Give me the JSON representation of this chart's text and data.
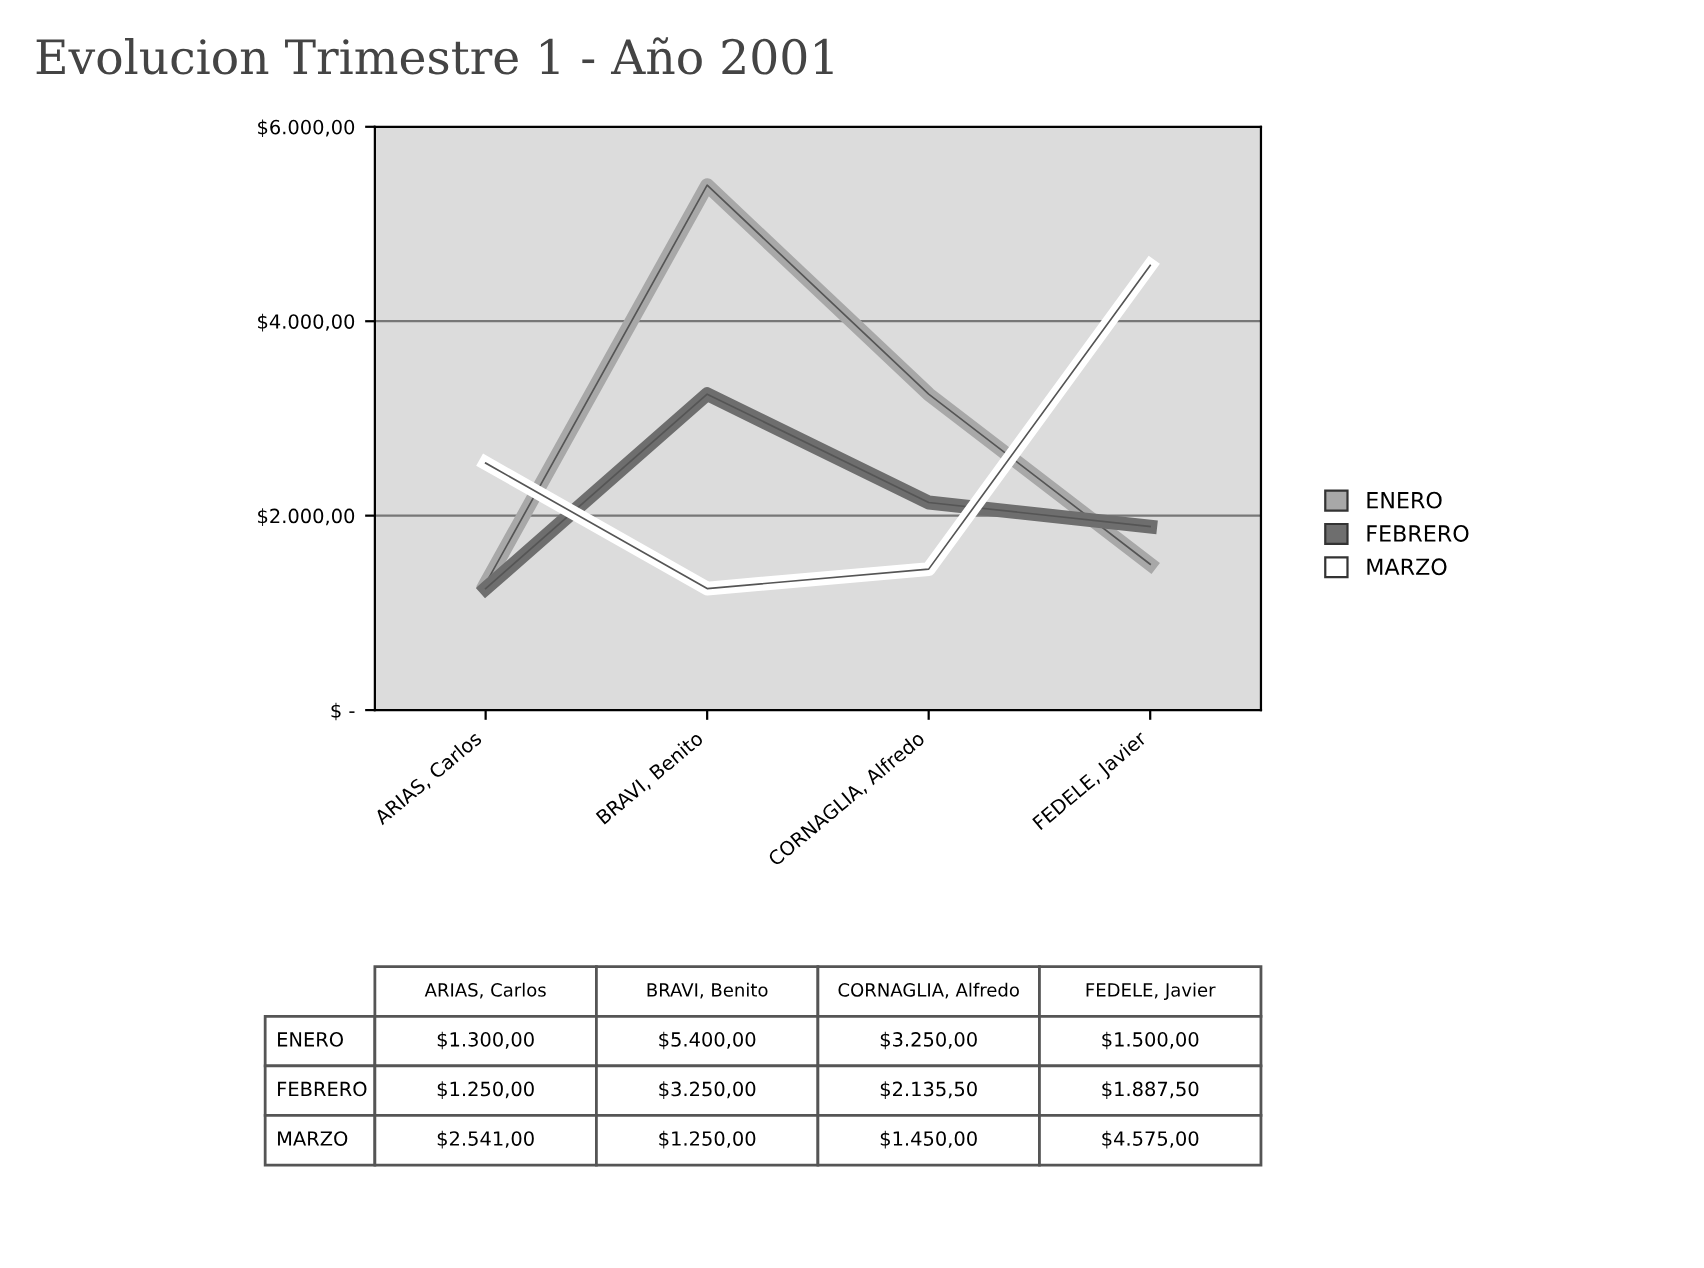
{
  "chart_data": {
    "type": "line",
    "title": "Evolucion Trimestre 1 - Año 2001",
    "categories": [
      "ARIAS, Carlos",
      "BRAVI, Benito",
      "CORNAGLIA, Alfredo",
      "FEDELE, Javier"
    ],
    "series": [
      {
        "name": "ENERO",
        "color": "#a8a8a8",
        "values": [
          1300,
          5400,
          3250,
          1500
        ],
        "value_labels": [
          "$1.300,00",
          "$5.400,00",
          "$3.250,00",
          "$1.500,00"
        ]
      },
      {
        "name": "FEBRERO",
        "color": "#6e6e6e",
        "values": [
          1250,
          3250,
          2135.5,
          1887.5
        ],
        "value_labels": [
          "$1.250,00",
          "$3.250,00",
          "$2.135,50",
          "$1.887,50"
        ]
      },
      {
        "name": "MARZO",
        "color": "#ffffff",
        "values": [
          2541,
          1250,
          1450,
          4575
        ],
        "value_labels": [
          "$2.541,00",
          "$1.250,00",
          "$1.450,00",
          "$4.575,00"
        ]
      }
    ],
    "ylim": [
      0,
      6000
    ],
    "yticks": [
      {
        "value": 0,
        "label": "$ -"
      },
      {
        "value": 2000,
        "label": "$2.000,00"
      },
      {
        "value": 4000,
        "label": "$4.000,00"
      },
      {
        "value": 6000,
        "label": "$6.000,00"
      }
    ],
    "grid": "y",
    "legend": "right",
    "marker": "none",
    "line_style": "solid"
  }
}
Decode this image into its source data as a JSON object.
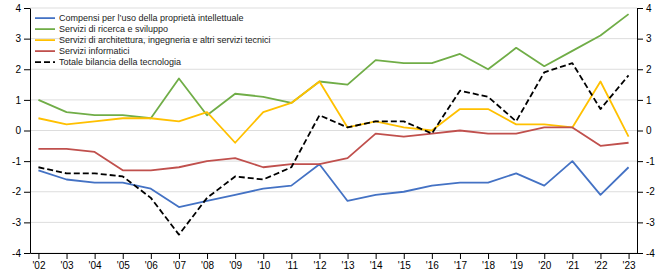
{
  "chart_data": {
    "type": "line",
    "x": [
      2002,
      2003,
      2004,
      2005,
      2006,
      2007,
      2008,
      2009,
      2010,
      2011,
      2012,
      2013,
      2014,
      2015,
      2016,
      2017,
      2018,
      2019,
      2020,
      2021,
      2022,
      2023
    ],
    "series": [
      {
        "name": "Compensi per l’uso della proprietà intellettuale",
        "color": "#4472C4",
        "line_style": "solid",
        "values": [
          -1.3,
          -1.6,
          -1.7,
          -1.7,
          -1.9,
          -2.5,
          -2.3,
          -2.1,
          -1.9,
          -1.8,
          -1.1,
          -2.3,
          -2.1,
          -2.0,
          -1.8,
          -1.7,
          -1.7,
          -1.4,
          -1.8,
          -1.0,
          -2.1,
          -1.2
        ]
      },
      {
        "name": "Servizi di ricerca e sviluppo",
        "color": "#70AD47",
        "line_style": "solid",
        "values": [
          1.0,
          0.6,
          0.5,
          0.5,
          0.4,
          1.7,
          0.5,
          1.2,
          1.1,
          0.9,
          1.6,
          1.5,
          2.3,
          2.2,
          2.2,
          2.5,
          2.0,
          2.7,
          2.1,
          2.6,
          3.1,
          3.8
        ]
      },
      {
        "name": "Servizi di architettura, ingegneria e altri servizi tecnici",
        "color": "#FFC000",
        "line_style": "solid",
        "values": [
          0.4,
          0.2,
          0.3,
          0.4,
          0.4,
          0.3,
          0.6,
          -0.4,
          0.6,
          0.9,
          1.6,
          0.1,
          0.3,
          0.1,
          0.0,
          0.7,
          0.7,
          0.2,
          0.2,
          0.1,
          1.6,
          -0.2
        ]
      },
      {
        "name": "Servizi informatici",
        "color": "#C0504D",
        "line_style": "solid",
        "values": [
          -0.6,
          -0.6,
          -0.7,
          -1.3,
          -1.3,
          -1.2,
          -1.0,
          -0.9,
          -1.2,
          -1.1,
          -1.1,
          -0.9,
          -0.1,
          -0.2,
          -0.1,
          0.0,
          -0.1,
          -0.1,
          0.1,
          0.1,
          -0.5,
          -0.4
        ]
      },
      {
        "name": "Totale bilancia della tecnologia",
        "color": "#000000",
        "line_style": "dashed",
        "values": [
          -1.2,
          -1.4,
          -1.4,
          -1.5,
          -2.2,
          -3.4,
          -2.2,
          -1.5,
          -1.6,
          -1.2,
          0.5,
          0.1,
          0.3,
          0.3,
          -0.1,
          1.3,
          1.1,
          0.3,
          1.9,
          2.2,
          0.7,
          1.8
        ]
      }
    ],
    "xlim": [
      2001.7,
      2023.3
    ],
    "xticks": [
      {
        "value": 2002,
        "label": "'02"
      },
      {
        "value": 2003,
        "label": "'03"
      },
      {
        "value": 2004,
        "label": "'04"
      },
      {
        "value": 2005,
        "label": "'05"
      },
      {
        "value": 2006,
        "label": "'06"
      },
      {
        "value": 2007,
        "label": "'07"
      },
      {
        "value": 2008,
        "label": "'08"
      },
      {
        "value": 2009,
        "label": "'09"
      },
      {
        "value": 2010,
        "label": "'10"
      },
      {
        "value": 2011,
        "label": "'11"
      },
      {
        "value": 2012,
        "label": "'12"
      },
      {
        "value": 2013,
        "label": "'13"
      },
      {
        "value": 2014,
        "label": "'14"
      },
      {
        "value": 2015,
        "label": "'15"
      },
      {
        "value": 2016,
        "label": "'16"
      },
      {
        "value": 2017,
        "label": "'17"
      },
      {
        "value": 2018,
        "label": "'18"
      },
      {
        "value": 2019,
        "label": "'19"
      },
      {
        "value": 2020,
        "label": "'20"
      },
      {
        "value": 2021,
        "label": "'21"
      },
      {
        "value": 2022,
        "label": "'22"
      },
      {
        "value": 2023,
        "label": "'23"
      }
    ],
    "ylim": [
      -4,
      4
    ],
    "yticks": [
      -4,
      -3,
      -2,
      -1,
      0,
      1,
      2,
      3,
      4
    ],
    "y2lim": [
      -4,
      4
    ],
    "y2ticks": [
      -4,
      -3,
      -2,
      -1,
      0,
      1,
      2,
      3,
      4
    ],
    "grid": true,
    "legend": "upper-left"
  }
}
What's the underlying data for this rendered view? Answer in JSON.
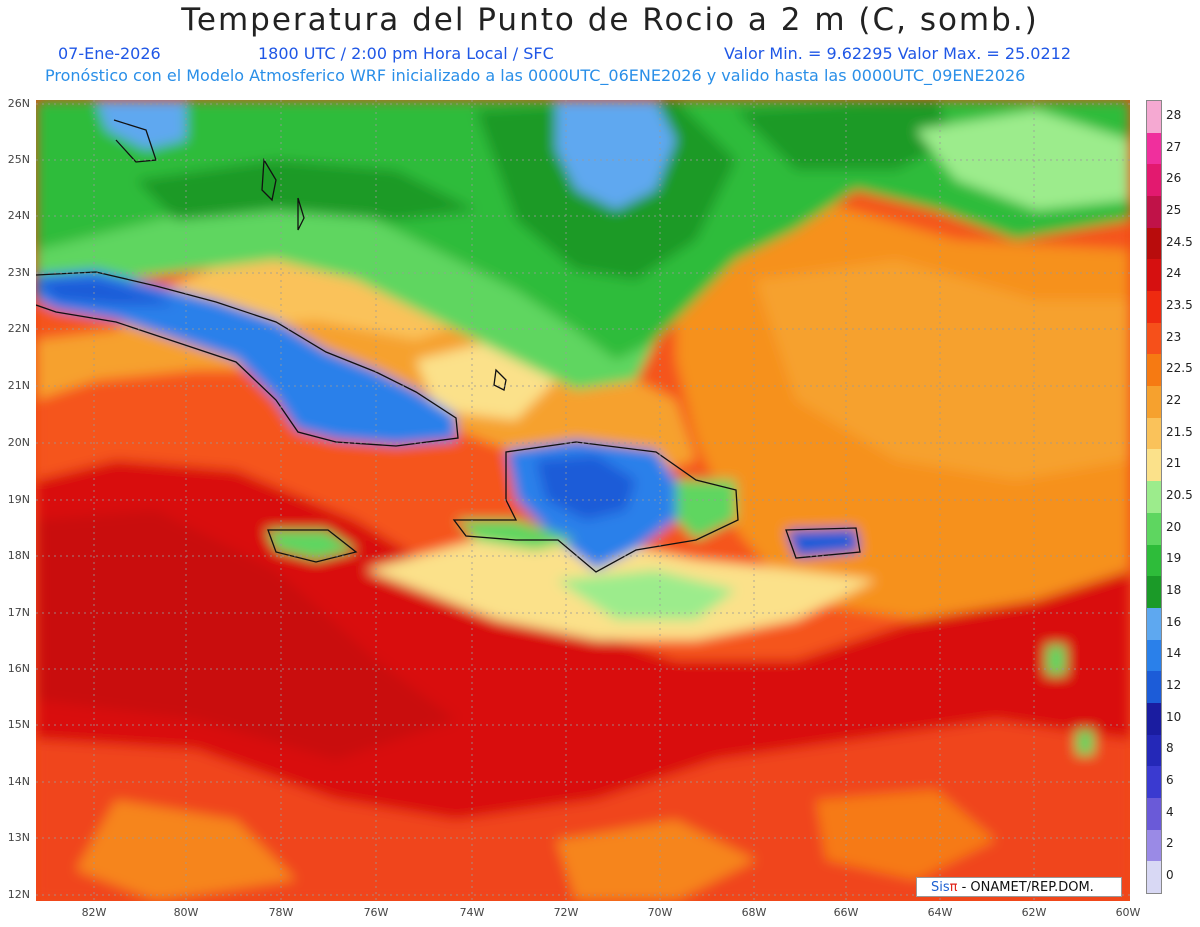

[EXERCISE GOAL]: From the entries above, select each line containing the string "this".

[TASK OUTPUT]:
Give me the JSON representation of this chart's text and data.
Decode this image into its source data as a JSON object.
What's the underlying data for this rendered view? Answer in JSON.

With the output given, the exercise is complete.